[Stated exercise] Please write out the material below exactly as given.

[Given records]
☆ ☆ ☆ ☆
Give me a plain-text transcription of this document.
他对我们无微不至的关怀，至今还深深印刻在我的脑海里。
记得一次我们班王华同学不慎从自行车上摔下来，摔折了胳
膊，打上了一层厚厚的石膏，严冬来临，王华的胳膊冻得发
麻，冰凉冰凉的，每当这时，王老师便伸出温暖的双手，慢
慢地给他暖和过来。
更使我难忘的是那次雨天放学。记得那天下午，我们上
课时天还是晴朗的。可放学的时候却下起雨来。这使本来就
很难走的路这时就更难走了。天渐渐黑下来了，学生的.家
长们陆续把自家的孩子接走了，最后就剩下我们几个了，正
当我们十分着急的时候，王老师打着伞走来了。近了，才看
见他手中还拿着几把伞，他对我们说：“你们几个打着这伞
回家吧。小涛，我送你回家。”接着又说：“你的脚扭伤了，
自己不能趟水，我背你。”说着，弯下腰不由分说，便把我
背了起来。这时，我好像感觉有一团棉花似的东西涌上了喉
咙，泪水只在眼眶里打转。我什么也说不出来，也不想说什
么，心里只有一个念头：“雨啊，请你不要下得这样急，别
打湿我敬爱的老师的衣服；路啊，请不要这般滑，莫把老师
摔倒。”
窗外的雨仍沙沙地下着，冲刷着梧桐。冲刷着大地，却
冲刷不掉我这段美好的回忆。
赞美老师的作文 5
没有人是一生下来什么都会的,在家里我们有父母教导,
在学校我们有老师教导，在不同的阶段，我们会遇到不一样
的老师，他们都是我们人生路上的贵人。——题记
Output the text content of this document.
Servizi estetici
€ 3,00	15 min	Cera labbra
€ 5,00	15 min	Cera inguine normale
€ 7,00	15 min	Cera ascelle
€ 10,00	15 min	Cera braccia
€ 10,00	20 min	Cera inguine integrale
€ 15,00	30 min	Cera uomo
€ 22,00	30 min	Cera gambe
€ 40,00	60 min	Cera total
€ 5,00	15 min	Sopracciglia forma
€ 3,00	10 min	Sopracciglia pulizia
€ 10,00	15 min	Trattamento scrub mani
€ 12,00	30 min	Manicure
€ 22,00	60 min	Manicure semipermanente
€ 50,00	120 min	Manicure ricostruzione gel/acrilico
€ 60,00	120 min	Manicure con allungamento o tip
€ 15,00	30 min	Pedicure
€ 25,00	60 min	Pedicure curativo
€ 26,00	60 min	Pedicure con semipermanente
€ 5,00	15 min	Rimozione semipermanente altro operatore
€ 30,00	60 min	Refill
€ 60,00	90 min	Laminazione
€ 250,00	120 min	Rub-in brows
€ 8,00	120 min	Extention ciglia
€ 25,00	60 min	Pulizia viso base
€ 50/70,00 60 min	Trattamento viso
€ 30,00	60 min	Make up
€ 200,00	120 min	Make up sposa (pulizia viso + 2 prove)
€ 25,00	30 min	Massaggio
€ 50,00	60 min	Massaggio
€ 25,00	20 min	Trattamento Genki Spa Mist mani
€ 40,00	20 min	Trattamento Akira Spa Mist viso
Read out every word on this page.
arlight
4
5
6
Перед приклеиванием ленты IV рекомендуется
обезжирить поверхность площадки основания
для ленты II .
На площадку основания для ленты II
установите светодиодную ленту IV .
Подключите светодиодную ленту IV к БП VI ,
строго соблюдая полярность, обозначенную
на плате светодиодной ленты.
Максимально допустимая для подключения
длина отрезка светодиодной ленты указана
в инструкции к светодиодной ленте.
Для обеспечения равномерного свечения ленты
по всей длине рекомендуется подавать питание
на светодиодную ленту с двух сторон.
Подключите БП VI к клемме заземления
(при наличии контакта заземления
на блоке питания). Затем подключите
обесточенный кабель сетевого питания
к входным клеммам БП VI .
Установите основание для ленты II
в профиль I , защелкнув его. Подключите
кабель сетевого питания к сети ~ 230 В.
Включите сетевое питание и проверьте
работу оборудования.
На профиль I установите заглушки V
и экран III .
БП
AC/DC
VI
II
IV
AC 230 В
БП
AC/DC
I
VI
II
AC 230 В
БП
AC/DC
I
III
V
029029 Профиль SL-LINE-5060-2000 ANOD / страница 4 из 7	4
☆ ☆ ☆ ☆
[Full solution]
Give me a plain-text transcription of this document.
他对我们无微不至的关怀，至今还深深印刻在我的脑海里。
记得一次我们班王华同学不慎从自行车上摔下来，摔折了胳
膊，打上了一层厚厚的石膏，严冬来临，王华的胳膊冻得发
麻，冰凉冰凉的，每当这时，王老师便伸出温暖的双手，慢
慢地给他暖和过来。
更使我难忘的是那次雨天放学。记得那天下午，我们上
课时天还是晴朗的。可放学的时候却下起雨来。这使本来就
很难走的路这时就更难走了。天渐渐黑下来了，学生的.家
长们陆续把自家的孩子接走了，最后就剩下我们几个了，正
当我们十分着急的时候，王老师打着伞走来了。近了，才看
见他手中还拿着几把伞，他对我们说：“你们几个打着这伞
回家吧。小涛，我送你回家。”接着又说：“你的脚扭伤了，
自己不能趟水，我背你。”说着，弯下腰不由分说，便把我
背了起来。这时，我好像感觉有一团棉花似的东西涌上了喉
咙，泪水只在眼眶里打转。我什么也说不出来，也不想说什
么，心里只有一个念头：“雨啊，请你不要下得这样急，别
打湿我敬爱的老师的衣服；路啊，请不要这般滑，莫把老师
摔倒。”
窗外的雨仍沙沙地下着，冲刷着梧桐。冲刷着大地，却
冲刷不掉我这段美好的回忆。
赞美老师的作文 5
没有人是一生下来什么都会的,在家里我们有父母教导,
在学校我们有老师教导，在不同的阶段，我们会遇到不一样
的老师，他们都是我们人生路上的贵人。——题记
Output the text content of this document.
Servizi estetici
€ 3,00	15 min	Cera labbra
€ 5,00	15 min	Cera inguine normale
€ 7,00	15 min	Cera ascelle
€ 10,00	15 min	Cera braccia
€ 10,00	20 min	Cera inguine integrale
€ 15,00	30 min	Cera uomo
€ 22,00	30 min	Cera gambe
€ 40,00	60 min	Cera total
€ 5,00	15 min	Sopracciglia forma
€ 3,00	10 min	Sopracciglia pulizia
€ 10,00	15 min	Trattamento scrub mani
€ 12,00	30 min	Manicure
€ 22,00	60 min	Manicure semipermanente
€ 50,00	120 min	Manicure ricostruzione gel/acrilico
€ 60,00	120 min	Manicure con allungamento o tip
€ 15,00	30 min	Pedicure
€ 25,00	60 min	Pedicure curativo
€ 26,00	60 min	Pedicure con semipermanente
€ 5,00	15 min	Rimozione semipermanente altro operatore
€ 30,00	60 min	Refill
€ 60,00	90 min	Laminazione
€ 250,00	120 min	Rub-in brows
€ 8,00	120 min	Extention ciglia
€ 25,00	60 min	Pulizia viso base
€ 50/70,00 60 min	Trattamento viso
€ 30,00	60 min	Make up
€ 200,00	120 min	Make up sposa (pulizia viso + 2 prove)
€ 25,00	30 min	Massaggio
€ 50,00	60 min	Massaggio
€ 25,00	20 min	Trattamento Genki Spa Mist mani
€ 40,00	20 min	Trattamento Akira Spa Mist viso
Read out every word on this page.
arlight
4
5
6
Перед приклеиванием ленты IV рекомендуется
обезжирить поверхность площадки основания
для ленты II .
На площадку основания для ленты II
установите светодиодную ленту IV .
Подключите светодиодную ленту IV к БП VI ,
строго соблюдая полярность, обозначенную
на плате светодиодной ленты.
Максимально допустимая для подключения
длина отрезка светодиодной ленты указана
в инструкции к светодиодной ленте.
Для обеспечения равномерного свечения ленты
по всей длине рекомендуется подавать питание
на светодиодную ленту с двух сторон.
Подключите БП VI к клемме заземления
(при наличии контакта заземления
на блоке питания). Затем подключите
обесточенный кабель сетевого питания
к входным клеммам БП VI .
Установите основание для ленты II
в профиль I , защелкнув его. Подключите
кабель сетевого питания к сети ~ 230 В.
Включите сетевое питание и проверьте
работу оборудования.
На профиль I установите заглушки V
и экран III .
БП
AC/DC
VI
II
IV
AC 230 В
БП
AC/DC
I
VI
II
AC 230 В
БП
AC/DC
I
III
V
029029 Профиль SL-LINE-5060-2000 ANOD / страница 4 из 7	4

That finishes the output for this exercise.